Goal.
Going through the material below, please gather all lines with the word "JSON" in them.

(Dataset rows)
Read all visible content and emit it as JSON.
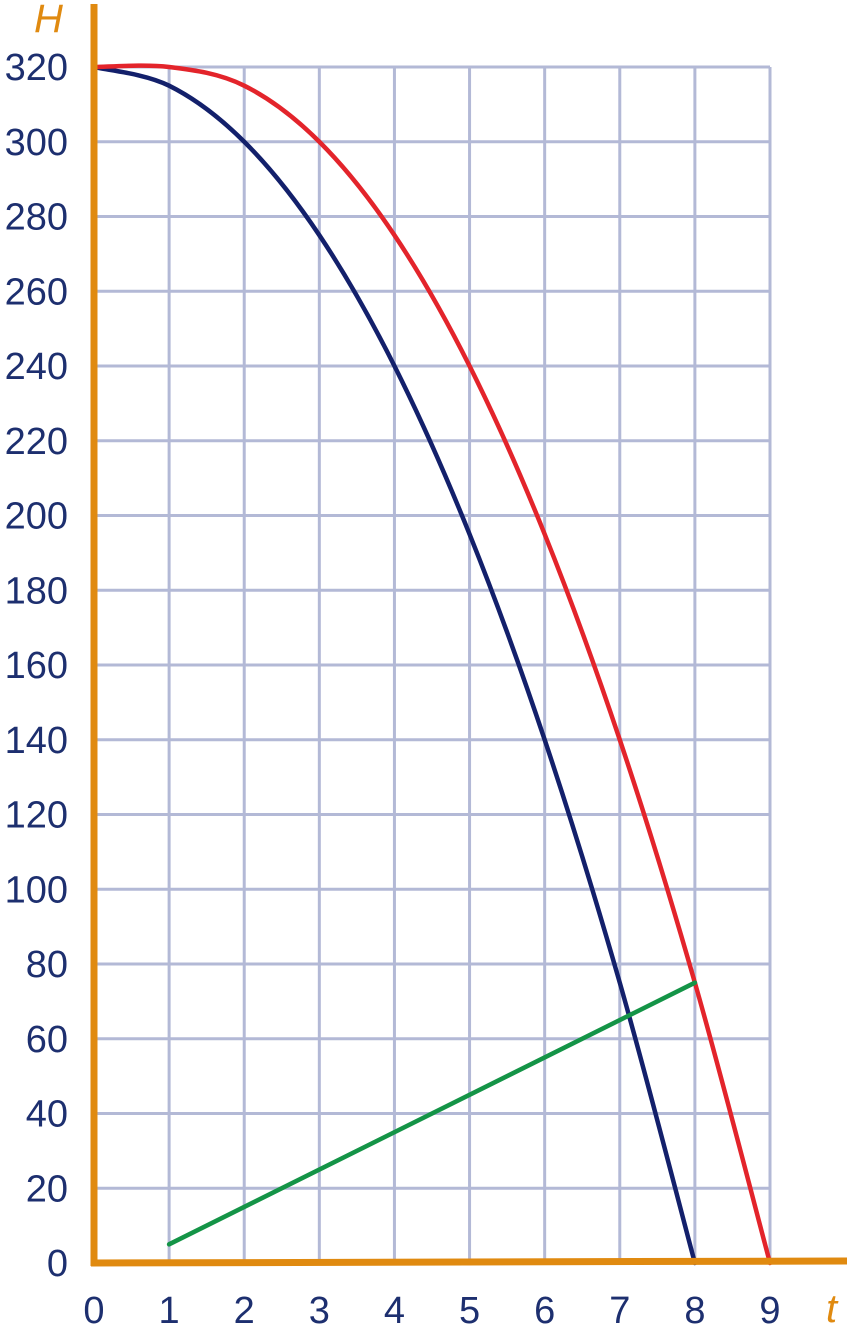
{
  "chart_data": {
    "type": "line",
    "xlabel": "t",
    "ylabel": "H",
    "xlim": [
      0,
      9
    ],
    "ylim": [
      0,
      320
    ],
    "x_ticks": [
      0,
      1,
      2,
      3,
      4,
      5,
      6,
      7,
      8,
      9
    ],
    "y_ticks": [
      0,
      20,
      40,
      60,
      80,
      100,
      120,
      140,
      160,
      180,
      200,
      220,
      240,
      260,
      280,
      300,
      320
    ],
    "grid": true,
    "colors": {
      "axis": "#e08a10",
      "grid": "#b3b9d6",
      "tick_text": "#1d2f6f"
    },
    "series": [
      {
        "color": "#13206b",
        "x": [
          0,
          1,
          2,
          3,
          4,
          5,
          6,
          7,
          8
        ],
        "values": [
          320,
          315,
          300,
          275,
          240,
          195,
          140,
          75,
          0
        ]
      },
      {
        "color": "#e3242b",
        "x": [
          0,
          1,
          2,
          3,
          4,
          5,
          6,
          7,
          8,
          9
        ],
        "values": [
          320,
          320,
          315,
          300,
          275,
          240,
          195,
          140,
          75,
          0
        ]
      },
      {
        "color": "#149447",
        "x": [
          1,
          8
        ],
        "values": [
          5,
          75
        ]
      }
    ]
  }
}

* * *

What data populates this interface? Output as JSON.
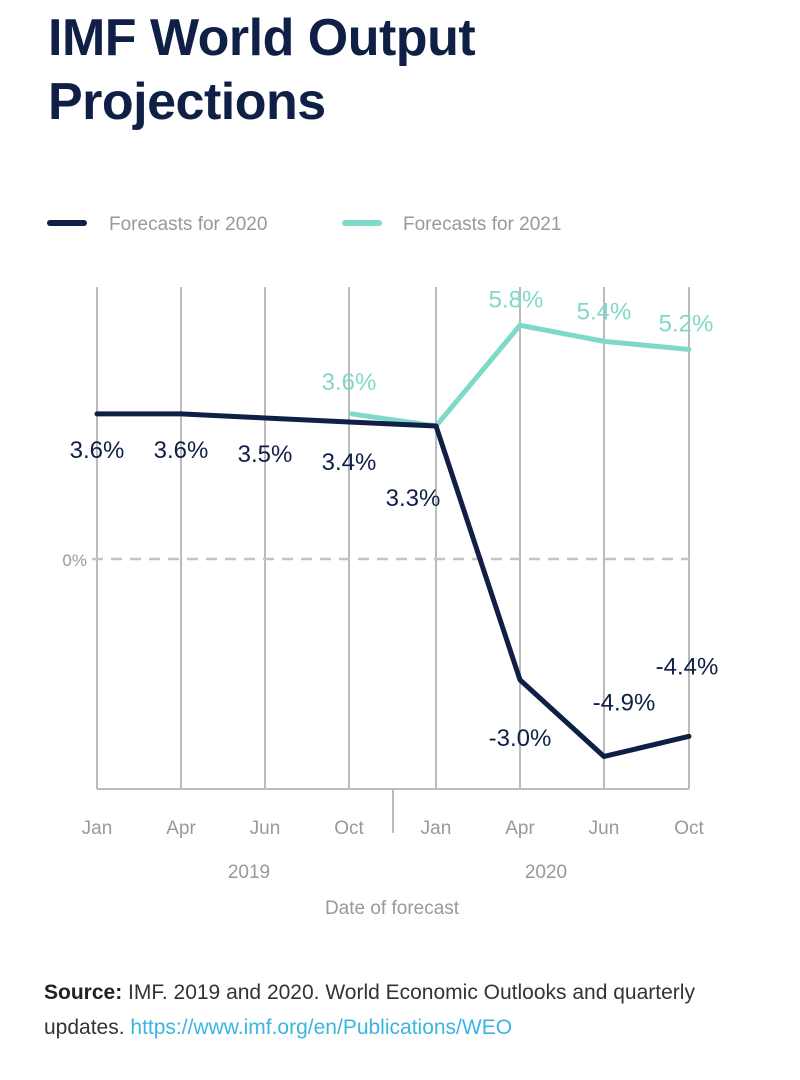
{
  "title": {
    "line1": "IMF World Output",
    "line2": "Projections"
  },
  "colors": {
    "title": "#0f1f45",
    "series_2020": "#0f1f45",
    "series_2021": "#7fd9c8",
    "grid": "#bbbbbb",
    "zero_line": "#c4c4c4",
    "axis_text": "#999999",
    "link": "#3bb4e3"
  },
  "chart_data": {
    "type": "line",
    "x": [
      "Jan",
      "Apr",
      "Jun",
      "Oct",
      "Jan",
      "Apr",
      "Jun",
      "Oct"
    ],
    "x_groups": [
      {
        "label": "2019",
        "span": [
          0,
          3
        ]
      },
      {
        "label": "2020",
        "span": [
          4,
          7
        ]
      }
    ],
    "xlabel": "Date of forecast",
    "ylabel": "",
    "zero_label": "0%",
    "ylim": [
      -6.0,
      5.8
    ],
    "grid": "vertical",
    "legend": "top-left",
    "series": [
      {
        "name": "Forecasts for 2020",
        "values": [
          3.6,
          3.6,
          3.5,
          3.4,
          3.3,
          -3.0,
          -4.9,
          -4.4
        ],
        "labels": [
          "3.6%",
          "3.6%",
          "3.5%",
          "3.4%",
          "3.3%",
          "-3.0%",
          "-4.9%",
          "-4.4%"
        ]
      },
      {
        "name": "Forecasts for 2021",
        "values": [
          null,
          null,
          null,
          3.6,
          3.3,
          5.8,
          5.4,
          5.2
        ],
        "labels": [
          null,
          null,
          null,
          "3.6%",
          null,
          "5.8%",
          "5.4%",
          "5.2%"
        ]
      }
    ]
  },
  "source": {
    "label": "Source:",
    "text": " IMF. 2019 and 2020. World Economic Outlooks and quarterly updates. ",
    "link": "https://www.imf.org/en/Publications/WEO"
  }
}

Output of the exercise.
Read all visible content and emit it as JSON.
What data populates this interface? Output as JSON.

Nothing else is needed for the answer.